* [Job] Under this task are some entries; return every one of them exactly.

* [Records to process]
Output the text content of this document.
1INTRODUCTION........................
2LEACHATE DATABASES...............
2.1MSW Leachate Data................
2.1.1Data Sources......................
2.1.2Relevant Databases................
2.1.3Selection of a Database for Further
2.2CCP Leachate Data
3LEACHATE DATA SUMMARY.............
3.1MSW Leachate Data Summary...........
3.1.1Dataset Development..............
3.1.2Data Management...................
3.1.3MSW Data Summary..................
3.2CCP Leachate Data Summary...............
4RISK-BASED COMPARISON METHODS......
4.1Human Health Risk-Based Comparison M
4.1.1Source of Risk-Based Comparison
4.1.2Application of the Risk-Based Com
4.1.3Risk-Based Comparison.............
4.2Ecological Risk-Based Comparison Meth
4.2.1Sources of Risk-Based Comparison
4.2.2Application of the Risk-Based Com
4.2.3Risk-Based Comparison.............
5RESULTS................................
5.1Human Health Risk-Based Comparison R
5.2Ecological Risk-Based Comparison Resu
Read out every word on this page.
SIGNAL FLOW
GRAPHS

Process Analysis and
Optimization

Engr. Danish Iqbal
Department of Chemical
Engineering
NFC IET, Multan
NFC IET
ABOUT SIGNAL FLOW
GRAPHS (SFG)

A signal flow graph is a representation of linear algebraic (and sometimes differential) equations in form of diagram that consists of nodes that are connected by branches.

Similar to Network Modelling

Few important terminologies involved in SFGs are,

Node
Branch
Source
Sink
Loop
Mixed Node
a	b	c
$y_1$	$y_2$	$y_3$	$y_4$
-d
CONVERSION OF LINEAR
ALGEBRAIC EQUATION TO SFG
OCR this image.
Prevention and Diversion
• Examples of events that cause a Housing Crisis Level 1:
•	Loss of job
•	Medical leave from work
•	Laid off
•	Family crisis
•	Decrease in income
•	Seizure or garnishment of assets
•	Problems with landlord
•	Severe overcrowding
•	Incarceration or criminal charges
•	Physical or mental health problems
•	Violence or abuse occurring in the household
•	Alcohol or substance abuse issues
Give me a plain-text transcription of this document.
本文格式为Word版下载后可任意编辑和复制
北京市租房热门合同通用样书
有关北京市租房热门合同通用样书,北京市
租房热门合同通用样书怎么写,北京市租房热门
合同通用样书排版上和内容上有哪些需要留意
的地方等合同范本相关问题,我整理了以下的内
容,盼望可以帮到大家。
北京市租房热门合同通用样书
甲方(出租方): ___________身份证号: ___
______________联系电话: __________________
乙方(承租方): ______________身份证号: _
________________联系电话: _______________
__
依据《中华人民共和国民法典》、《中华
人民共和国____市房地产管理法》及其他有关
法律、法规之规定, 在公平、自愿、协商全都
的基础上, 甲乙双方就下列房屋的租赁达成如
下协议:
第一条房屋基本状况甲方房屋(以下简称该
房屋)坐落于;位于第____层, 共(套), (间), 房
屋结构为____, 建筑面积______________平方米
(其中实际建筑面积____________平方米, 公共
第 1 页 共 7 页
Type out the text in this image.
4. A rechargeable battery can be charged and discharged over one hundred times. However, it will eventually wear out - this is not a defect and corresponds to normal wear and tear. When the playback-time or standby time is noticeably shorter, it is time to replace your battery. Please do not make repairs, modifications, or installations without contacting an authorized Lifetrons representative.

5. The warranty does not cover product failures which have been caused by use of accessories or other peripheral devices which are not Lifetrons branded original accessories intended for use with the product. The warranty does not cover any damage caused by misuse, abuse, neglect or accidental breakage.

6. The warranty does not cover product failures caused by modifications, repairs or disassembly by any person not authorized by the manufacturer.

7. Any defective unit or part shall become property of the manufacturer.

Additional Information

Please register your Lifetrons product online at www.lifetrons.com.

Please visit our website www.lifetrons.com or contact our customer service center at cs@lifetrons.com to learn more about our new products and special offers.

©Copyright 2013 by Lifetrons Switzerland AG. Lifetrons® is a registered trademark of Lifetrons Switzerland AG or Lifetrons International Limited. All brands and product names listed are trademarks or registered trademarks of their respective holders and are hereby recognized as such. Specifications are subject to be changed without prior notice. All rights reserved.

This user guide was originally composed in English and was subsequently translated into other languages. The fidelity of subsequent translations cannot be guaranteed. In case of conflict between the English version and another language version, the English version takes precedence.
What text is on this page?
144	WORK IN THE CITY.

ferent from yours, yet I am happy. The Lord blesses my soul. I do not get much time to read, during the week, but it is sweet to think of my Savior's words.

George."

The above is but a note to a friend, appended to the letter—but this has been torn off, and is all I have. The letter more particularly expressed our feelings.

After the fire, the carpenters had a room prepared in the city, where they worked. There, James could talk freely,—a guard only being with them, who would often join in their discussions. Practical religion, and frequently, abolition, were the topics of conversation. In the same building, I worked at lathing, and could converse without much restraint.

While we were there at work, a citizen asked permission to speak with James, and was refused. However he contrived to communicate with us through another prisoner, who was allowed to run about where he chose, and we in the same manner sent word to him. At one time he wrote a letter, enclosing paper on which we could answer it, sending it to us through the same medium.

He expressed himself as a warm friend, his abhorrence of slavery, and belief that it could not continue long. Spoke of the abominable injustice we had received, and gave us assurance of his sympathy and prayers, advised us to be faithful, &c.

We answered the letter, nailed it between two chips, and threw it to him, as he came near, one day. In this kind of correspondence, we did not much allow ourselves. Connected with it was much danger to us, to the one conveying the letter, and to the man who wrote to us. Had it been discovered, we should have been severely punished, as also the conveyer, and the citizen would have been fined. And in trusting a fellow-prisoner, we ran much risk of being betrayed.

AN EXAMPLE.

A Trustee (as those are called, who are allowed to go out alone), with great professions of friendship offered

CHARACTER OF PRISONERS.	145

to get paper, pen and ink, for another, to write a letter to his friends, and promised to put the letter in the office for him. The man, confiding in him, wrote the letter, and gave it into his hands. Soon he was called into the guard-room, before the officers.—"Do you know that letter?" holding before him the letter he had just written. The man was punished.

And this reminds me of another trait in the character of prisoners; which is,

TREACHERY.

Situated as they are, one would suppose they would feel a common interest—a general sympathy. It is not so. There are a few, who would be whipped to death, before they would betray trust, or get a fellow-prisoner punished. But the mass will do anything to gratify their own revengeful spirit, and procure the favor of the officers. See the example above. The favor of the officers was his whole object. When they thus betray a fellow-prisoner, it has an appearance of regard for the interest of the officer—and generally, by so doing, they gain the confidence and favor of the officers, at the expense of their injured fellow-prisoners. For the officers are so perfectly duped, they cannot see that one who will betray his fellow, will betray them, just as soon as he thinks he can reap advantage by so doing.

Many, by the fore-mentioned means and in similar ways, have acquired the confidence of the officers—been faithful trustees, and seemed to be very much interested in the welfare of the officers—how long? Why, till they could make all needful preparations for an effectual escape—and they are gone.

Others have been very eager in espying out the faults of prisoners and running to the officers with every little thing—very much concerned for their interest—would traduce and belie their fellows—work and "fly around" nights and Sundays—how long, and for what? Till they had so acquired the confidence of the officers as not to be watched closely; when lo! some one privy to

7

* [The result]
Output the text content of this document.
1INTRODUCTION........................
2LEACHATE DATABASES...............
2.1MSW Leachate Data................
2.1.1Data Sources......................
2.1.2Relevant Databases................
2.1.3Selection of a Database for Further
2.2CCP Leachate Data
3LEACHATE DATA SUMMARY.............
3.1MSW Leachate Data Summary...........
3.1.1Dataset Development..............
3.1.2Data Management...................
3.1.3MSW Data Summary..................
3.2CCP Leachate Data Summary...............
4RISK-BASED COMPARISON METHODS......
4.1Human Health Risk-Based Comparison M
4.1.1Source of Risk-Based Comparison
4.1.2Application of the Risk-Based Com
4.1.3Risk-Based Comparison.............
4.2Ecological Risk-Based Comparison Meth
4.2.1Sources of Risk-Based Comparison
4.2.2Application of the Risk-Based Com
4.2.3Risk-Based Comparison.............
5RESULTS................................
5.1Human Health Risk-Based Comparison R
5.2Ecological Risk-Based Comparison Resu
Read out every word on this page.
SIGNAL FLOW
GRAPHS

Process Analysis and
Optimization

Engr. Danish Iqbal
Department of Chemical
Engineering
NFC IET, Multan
NFC IET
ABOUT SIGNAL FLOW
GRAPHS (SFG)

A signal flow graph is a representation of linear algebraic (and sometimes differential) equations in form of diagram that consists of nodes that are connected by branches.

Similar to Network Modelling

Few important terminologies involved in SFGs are,

Node
Branch
Source
Sink
Loop
Mixed Node
a	b	c
$y_1$	$y_2$	$y_3$	$y_4$
-d
CONVERSION OF LINEAR
ALGEBRAIC EQUATION TO SFG
OCR this image.
Prevention and Diversion
• Examples of events that cause a Housing Crisis Level 1:
•	Loss of job
•	Medical leave from work
•	Laid off
•	Family crisis
•	Decrease in income
•	Seizure or garnishment of assets
•	Problems with landlord
•	Severe overcrowding
•	Incarceration or criminal charges
•	Physical or mental health problems
•	Violence or abuse occurring in the household
•	Alcohol or substance abuse issues
Give me a plain-text transcription of this document.
本文格式为Word版下载后可任意编辑和复制
北京市租房热门合同通用样书
有关北京市租房热门合同通用样书,北京市
租房热门合同通用样书怎么写,北京市租房热门
合同通用样书排版上和内容上有哪些需要留意
的地方等合同范本相关问题,我整理了以下的内
容,盼望可以帮到大家。
北京市租房热门合同通用样书
甲方(出租方): ___________身份证号: ___
______________联系电话: __________________
乙方(承租方): ______________身份证号: _
________________联系电话: _______________
__
依据《中华人民共和国民法典》、《中华
人民共和国____市房地产管理法》及其他有关
法律、法规之规定, 在公平、自愿、协商全都
的基础上, 甲乙双方就下列房屋的租赁达成如
下协议:
第一条房屋基本状况甲方房屋(以下简称该
房屋)坐落于;位于第____层, 共(套), (间), 房
屋结构为____, 建筑面积______________平方米
(其中实际建筑面积____________平方米, 公共
第 1 页 共 7 页
Type out the text in this image.
4. A rechargeable battery can be charged and discharged over one hundred times. However, it will eventually wear out - this is not a defect and corresponds to normal wear and tear. When the playback-time or standby time is noticeably shorter, it is time to replace your battery. Please do not make repairs, modifications, or installations without contacting an authorized Lifetrons representative.

5. The warranty does not cover product failures which have been caused by use of accessories or other peripheral devices which are not Lifetrons branded original accessories intended for use with the product. The warranty does not cover any damage caused by misuse, abuse, neglect or accidental breakage.

6. The warranty does not cover product failures caused by modifications, repairs or disassembly by any person not authorized by the manufacturer.

7. Any defective unit or part shall become property of the manufacturer.

Additional Information

Please register your Lifetrons product online at www.lifetrons.com.

Please visit our website www.lifetrons.com or contact our customer service center at cs@lifetrons.com to learn more about our new products and special offers.

©Copyright 2013 by Lifetrons Switzerland AG. Lifetrons® is a registered trademark of Lifetrons Switzerland AG or Lifetrons International Limited. All brands and product names listed are trademarks or registered trademarks of their respective holders and are hereby recognized as such. Specifications are subject to be changed without prior notice. All rights reserved.

This user guide was originally composed in English and was subsequently translated into other languages. The fidelity of subsequent translations cannot be guaranteed. In case of conflict between the English version and another language version, the English version takes precedence.
What text is on this page?
144	WORK IN THE CITY.

ferent from yours, yet I am happy. The Lord blesses my soul. I do not get much time to read, during the week, but it is sweet to think of my Savior's words.

George."

The above is but a note to a friend, appended to the letter—but this has been torn off, and is all I have. The letter more particularly expressed our feelings.

After the fire, the carpenters had a room prepared in the city, where they worked. There, James could talk freely,—a guard only being with them, who would often join in their discussions. Practical religion, and frequently, abolition, were the topics of conversation. In the same building, I worked at lathing, and could converse without much restraint.

While we were there at work, a citizen asked permission to speak with James, and was refused. However he contrived to communicate with us through another prisoner, who was allowed to run about where he chose, and we in the same manner sent word to him. At one time he wrote a letter, enclosing paper on which we could answer it, sending it to us through the same medium.

He expressed himself as a warm friend, his abhorrence of slavery, and belief that it could not continue long. Spoke of the abominable injustice we had received, and gave us assurance of his sympathy and prayers, advised us to be faithful, &c.

We answered the letter, nailed it between two chips, and threw it to him, as he came near, one day. In this kind of correspondence, we did not much allow ourselves. Connected with it was much danger to us, to the one conveying the letter, and to the man who wrote to us. Had it been discovered, we should have been severely punished, as also the conveyer, and the citizen would have been fined. And in trusting a fellow-prisoner, we ran much risk of being betrayed.

AN EXAMPLE.

A Trustee (as those are called, who are allowed to go out alone), with great professions of friendship offered

CHARACTER OF PRISONERS.	145

to get paper, pen and ink, for another, to write a letter to his friends, and promised to put the letter in the office for him. The man, confiding in him, wrote the letter, and gave it into his hands. Soon he was called into the guard-room, before the officers.—"Do you know that letter?" holding before him the letter he had just written. The man was punished.

And this reminds me of another trait in the character of prisoners; which is,

TREACHERY.

Situated as they are, one would suppose they would feel a common interest—a general sympathy. It is not so. There are a few, who would be whipped to death, before they would betray trust, or get a fellow-prisoner punished. But the mass will do anything to gratify their own revengeful spirit, and procure the favor of the officers. See the example above. The favor of the officers was his whole object. When they thus betray a fellow-prisoner, it has an appearance of regard for the interest of the officer—and generally, by so doing, they gain the confidence and favor of the officers, at the expense of their injured fellow-prisoners. For the officers are so perfectly duped, they cannot see that one who will betray his fellow, will betray them, just as soon as he thinks he can reap advantage by so doing.

Many, by the fore-mentioned means and in similar ways, have acquired the confidence of the officers—been faithful trustees, and seemed to be very much interested in the welfare of the officers—how long? Why, till they could make all needful preparations for an effectual escape—and they are gone.

Others have been very eager in espying out the faults of prisoners and running to the officers with every little thing—very much concerned for their interest—would traduce and belie their fellows—work and "fly around" nights and Sundays—how long, and for what? Till they had so acquired the confidence of the officers as not to be watched closely; when lo! some one privy to

7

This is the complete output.